• TASK DESCRIPTION: Copy each line exactly. Drop every picture.

★ ★ ★ ★ ★

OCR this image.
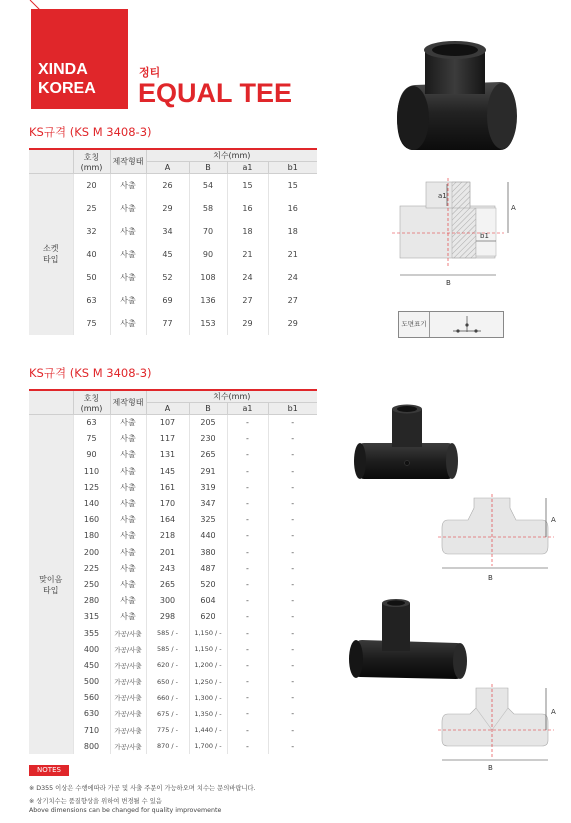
XINDA
KOREA
정티
EQUAL TEE
KS규격 (KS M 3408-3)
	호칭(mm)	제작형태	치수(mm)			
			A	B	a1	b1

소켓
타입	20	사출	26	54	15	15
	25	사출	29	58	16	16
	32	사출	34	70	18	18
	40	사출	45	90	21	21
	50	사출	52	108	24	24
	63	사출	69	136	27	27
	75	사출	77	153	29	29
a1
b1
A
B
도면표기
KS규격 (KS M 3408-3)
	호칭(mm)	제작형태	치수(mm)			
			A	B	a1	b1

맞이음
타입	63	사출	107	205	-	-
	75	사출	117	230	-	-
	90	사출	131	265	-	-
	110	사출	145	291	-	-
	125	사출	161	319	-	-
	140	사출	170	347	-	-
	160	사출	164	325	-	-
	180	사출	218	440	-	-
	200	사출	201	380	-	-
	225	사출	243	487	-	-
	250	사출	265	520	-	-
	280	사출	300	604	-	-
	315	사출	298	620	-	-
	355	가공/사출	585 / -	1,150 / -	-	-
	400	가공/사출	585 / -	1,150 / -	-	-
	450	가공/사출	620 / -	1,200 / -	-	-
	500	가공/사출	650 / -	1,250 / -	-	-
	560	가공/사출	660 / -	1,300 / -	-	-
	630	가공/사출	675 / -	1,350 / -	-	-
	710	가공/사출	775 / -	1,440 / -	-	-
	800	가공/사출	870 / -	1,700 / -	-	-
A
B
A
B
NOTES
※ D355 이상은 수행에따라 가공 및 사출 주문이 가능하오며 치수는 문의바랍니다.
※ 상기치수는 품질향상을 위하여 변경될 수 있음
Above dimensions can be changed for quality improvemente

★ ★ ★ ★ ★

• RIGHT ANSWER:
OCR this image.
XINDA
KOREA
정티
EQUAL TEE
KS규격 (KS M 3408-3)
	호칭(mm)	제작형태	치수(mm)			
			A	B	a1	b1

소켓
타입	20	사출	26	54	15	15
	25	사출	29	58	16	16
	32	사출	34	70	18	18
	40	사출	45	90	21	21
	50	사출	52	108	24	24
	63	사출	69	136	27	27
	75	사출	77	153	29	29
a1
b1
A
B
도면표기
KS규격 (KS M 3408-3)
	호칭(mm)	제작형태	치수(mm)			
			A	B	a1	b1

맞이음
타입	63	사출	107	205	-	-
	75	사출	117	230	-	-
	90	사출	131	265	-	-
	110	사출	145	291	-	-
	125	사출	161	319	-	-
	140	사출	170	347	-	-
	160	사출	164	325	-	-
	180	사출	218	440	-	-
	200	사출	201	380	-	-
	225	사출	243	487	-	-
	250	사출	265	520	-	-
	280	사출	300	604	-	-
	315	사출	298	620	-	-
	355	가공/사출	585 / -	1,150 / -	-	-
	400	가공/사출	585 / -	1,150 / -	-	-
	450	가공/사출	620 / -	1,200 / -	-	-
	500	가공/사출	650 / -	1,250 / -	-	-
	560	가공/사출	660 / -	1,300 / -	-	-
	630	가공/사출	675 / -	1,350 / -	-	-
	710	가공/사출	775 / -	1,440 / -	-	-
	800	가공/사출	870 / -	1,700 / -	-	-
A
B
A
B
NOTES
※ D355 이상은 수행에따라 가공 및 사출 주문이 가능하오며 치수는 문의바랍니다.
※ 상기치수는 품질향상을 위하여 변경될 수 있음
Above dimensions can be changed for quality improvemente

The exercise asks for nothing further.